# Given request
Take the material and output all of it exactly.

# Materials provided

━━━━━━━━━━━━━━━━

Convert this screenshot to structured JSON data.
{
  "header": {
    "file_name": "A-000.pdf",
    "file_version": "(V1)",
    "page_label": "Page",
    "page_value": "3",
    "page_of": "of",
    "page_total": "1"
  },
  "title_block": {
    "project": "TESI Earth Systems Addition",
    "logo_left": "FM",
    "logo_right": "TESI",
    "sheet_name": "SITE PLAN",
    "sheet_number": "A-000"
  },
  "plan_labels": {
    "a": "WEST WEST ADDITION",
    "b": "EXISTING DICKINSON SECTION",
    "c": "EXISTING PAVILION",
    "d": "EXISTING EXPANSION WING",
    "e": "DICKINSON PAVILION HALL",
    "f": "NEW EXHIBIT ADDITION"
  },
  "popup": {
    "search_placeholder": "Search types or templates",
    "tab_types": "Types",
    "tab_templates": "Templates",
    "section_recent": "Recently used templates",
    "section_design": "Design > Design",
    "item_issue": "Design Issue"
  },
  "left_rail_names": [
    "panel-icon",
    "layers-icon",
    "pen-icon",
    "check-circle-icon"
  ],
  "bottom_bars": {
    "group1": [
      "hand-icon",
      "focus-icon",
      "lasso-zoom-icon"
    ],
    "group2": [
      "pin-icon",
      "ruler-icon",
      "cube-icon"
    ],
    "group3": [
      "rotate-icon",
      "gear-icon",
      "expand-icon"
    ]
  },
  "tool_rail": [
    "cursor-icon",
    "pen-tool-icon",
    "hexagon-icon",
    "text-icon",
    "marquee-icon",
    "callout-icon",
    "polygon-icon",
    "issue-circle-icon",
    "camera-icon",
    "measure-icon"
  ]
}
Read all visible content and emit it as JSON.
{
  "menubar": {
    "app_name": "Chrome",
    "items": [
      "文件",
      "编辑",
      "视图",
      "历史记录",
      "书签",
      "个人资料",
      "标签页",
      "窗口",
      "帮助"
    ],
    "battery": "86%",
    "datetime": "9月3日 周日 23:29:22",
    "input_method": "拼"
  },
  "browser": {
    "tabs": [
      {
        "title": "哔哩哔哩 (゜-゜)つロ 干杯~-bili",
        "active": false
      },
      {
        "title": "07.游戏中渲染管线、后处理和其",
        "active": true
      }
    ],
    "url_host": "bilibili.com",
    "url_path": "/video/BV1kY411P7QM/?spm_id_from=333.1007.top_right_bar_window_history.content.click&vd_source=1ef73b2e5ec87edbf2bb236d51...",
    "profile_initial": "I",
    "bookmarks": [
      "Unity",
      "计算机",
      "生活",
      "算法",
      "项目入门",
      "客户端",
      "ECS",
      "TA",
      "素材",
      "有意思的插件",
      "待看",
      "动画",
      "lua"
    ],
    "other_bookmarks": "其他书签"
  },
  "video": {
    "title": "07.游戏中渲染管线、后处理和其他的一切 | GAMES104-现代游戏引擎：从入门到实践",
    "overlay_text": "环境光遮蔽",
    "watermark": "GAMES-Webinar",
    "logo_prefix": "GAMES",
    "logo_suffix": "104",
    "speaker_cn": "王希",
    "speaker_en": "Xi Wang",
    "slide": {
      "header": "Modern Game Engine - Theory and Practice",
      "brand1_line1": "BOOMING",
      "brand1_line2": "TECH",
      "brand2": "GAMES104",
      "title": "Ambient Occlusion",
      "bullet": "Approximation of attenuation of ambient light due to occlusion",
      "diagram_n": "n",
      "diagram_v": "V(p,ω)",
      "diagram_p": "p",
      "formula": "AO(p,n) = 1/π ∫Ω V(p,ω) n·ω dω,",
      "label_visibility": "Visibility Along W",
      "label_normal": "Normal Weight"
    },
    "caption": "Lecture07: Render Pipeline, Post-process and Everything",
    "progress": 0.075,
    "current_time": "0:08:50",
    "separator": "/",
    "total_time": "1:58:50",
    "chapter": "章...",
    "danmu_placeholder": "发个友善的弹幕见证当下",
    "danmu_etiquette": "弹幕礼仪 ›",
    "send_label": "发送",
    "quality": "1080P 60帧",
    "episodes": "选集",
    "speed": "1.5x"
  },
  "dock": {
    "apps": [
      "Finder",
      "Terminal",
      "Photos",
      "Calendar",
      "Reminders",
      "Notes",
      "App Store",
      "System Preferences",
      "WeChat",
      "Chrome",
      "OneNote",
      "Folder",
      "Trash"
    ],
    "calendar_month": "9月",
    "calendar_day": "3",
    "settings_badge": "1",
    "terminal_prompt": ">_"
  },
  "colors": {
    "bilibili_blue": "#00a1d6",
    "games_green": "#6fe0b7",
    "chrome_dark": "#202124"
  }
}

━━━━━━━━━━━━━━━━

# Answer to the exercise
Convert this screenshot to structured JSON data.
{
  "header": {
    "file_name": "A-000.pdf",
    "file_version": "(V1)",
    "page_label": "Page",
    "page_value": "3",
    "page_of": "of",
    "page_total": "1"
  },
  "title_block": {
    "project": "TESI Earth Systems Addition",
    "logo_left": "FM",
    "logo_right": "TESI",
    "sheet_name": "SITE PLAN",
    "sheet_number": "A-000"
  },
  "plan_labels": {
    "a": "WEST WEST ADDITION",
    "b": "EXISTING DICKINSON SECTION",
    "c": "EXISTING PAVILION",
    "d": "EXISTING EXPANSION WING",
    "e": "DICKINSON PAVILION HALL",
    "f": "NEW EXHIBIT ADDITION"
  },
  "popup": {
    "search_placeholder": "Search types or templates",
    "tab_types": "Types",
    "tab_templates": "Templates",
    "section_recent": "Recently used templates",
    "section_design": "Design > Design",
    "item_issue": "Design Issue"
  },
  "left_rail_names": [
    "panel-icon",
    "layers-icon",
    "pen-icon",
    "check-circle-icon"
  ],
  "bottom_bars": {
    "group1": [
      "hand-icon",
      "focus-icon",
      "lasso-zoom-icon"
    ],
    "group2": [
      "pin-icon",
      "ruler-icon",
      "cube-icon"
    ],
    "group3": [
      "rotate-icon",
      "gear-icon",
      "expand-icon"
    ]
  },
  "tool_rail": [
    "cursor-icon",
    "pen-tool-icon",
    "hexagon-icon",
    "text-icon",
    "marquee-icon",
    "callout-icon",
    "polygon-icon",
    "issue-circle-icon",
    "camera-icon",
    "measure-icon"
  ]
}
Read all visible content and emit it as JSON.
{
  "menubar": {
    "app_name": "Chrome",
    "items": [
      "文件",
      "编辑",
      "视图",
      "历史记录",
      "书签",
      "个人资料",
      "标签页",
      "窗口",
      "帮助"
    ],
    "battery": "86%",
    "datetime": "9月3日 周日 23:29:22",
    "input_method": "拼"
  },
  "browser": {
    "tabs": [
      {
        "title": "哔哩哔哩 (゜-゜)つロ 干杯~-bili",
        "active": false
      },
      {
        "title": "07.游戏中渲染管线、后处理和其",
        "active": true
      }
    ],
    "url_host": "bilibili.com",
    "url_path": "/video/BV1kY411P7QM/?spm_id_from=333.1007.top_right_bar_window_history.content.click&vd_source=1ef73b2e5ec87edbf2bb236d51...",
    "profile_initial": "I",
    "bookmarks": [
      "Unity",
      "计算机",
      "生活",
      "算法",
      "项目入门",
      "客户端",
      "ECS",
      "TA",
      "素材",
      "有意思的插件",
      "待看",
      "动画",
      "lua"
    ],
    "other_bookmarks": "其他书签"
  },
  "video": {
    "title": "07.游戏中渲染管线、后处理和其他的一切 | GAMES104-现代游戏引擎：从入门到实践",
    "overlay_text": "环境光遮蔽",
    "watermark": "GAMES-Webinar",
    "logo_prefix": "GAMES",
    "logo_suffix": "104",
    "speaker_cn": "王希",
    "speaker_en": "Xi Wang",
    "slide": {
      "header": "Modern Game Engine - Theory and Practice",
      "brand1_line1": "BOOMING",
      "brand1_line2": "TECH",
      "brand2": "GAMES104",
      "title": "Ambient Occlusion",
      "bullet": "Approximation of attenuation of ambient light due to occlusion",
      "diagram_n": "n",
      "diagram_v": "V(p,ω)",
      "diagram_p": "p",
      "formula": "AO(p,n) = 1/π ∫Ω V(p,ω) n·ω dω,",
      "label_visibility": "Visibility Along W",
      "label_normal": "Normal Weight"
    },
    "caption": "Lecture07: Render Pipeline, Post-process and Everything",
    "progress": 0.075,
    "current_time": "0:08:50",
    "separator": "/",
    "total_time": "1:58:50",
    "chapter": "章...",
    "danmu_placeholder": "发个友善的弹幕见证当下",
    "danmu_etiquette": "弹幕礼仪 ›",
    "send_label": "发送",
    "quality": "1080P 60帧",
    "episodes": "选集",
    "speed": "1.5x"
  },
  "dock": {
    "apps": [
      "Finder",
      "Terminal",
      "Photos",
      "Calendar",
      "Reminders",
      "Notes",
      "App Store",
      "System Preferences",
      "WeChat",
      "Chrome",
      "OneNote",
      "Folder",
      "Trash"
    ],
    "calendar_month": "9月",
    "calendar_day": "3",
    "settings_badge": "1",
    "terminal_prompt": ">_"
  },
  "colors": {
    "bilibili_blue": "#00a1d6",
    "games_green": "#6fe0b7",
    "chrome_dark": "#202124"
  }
}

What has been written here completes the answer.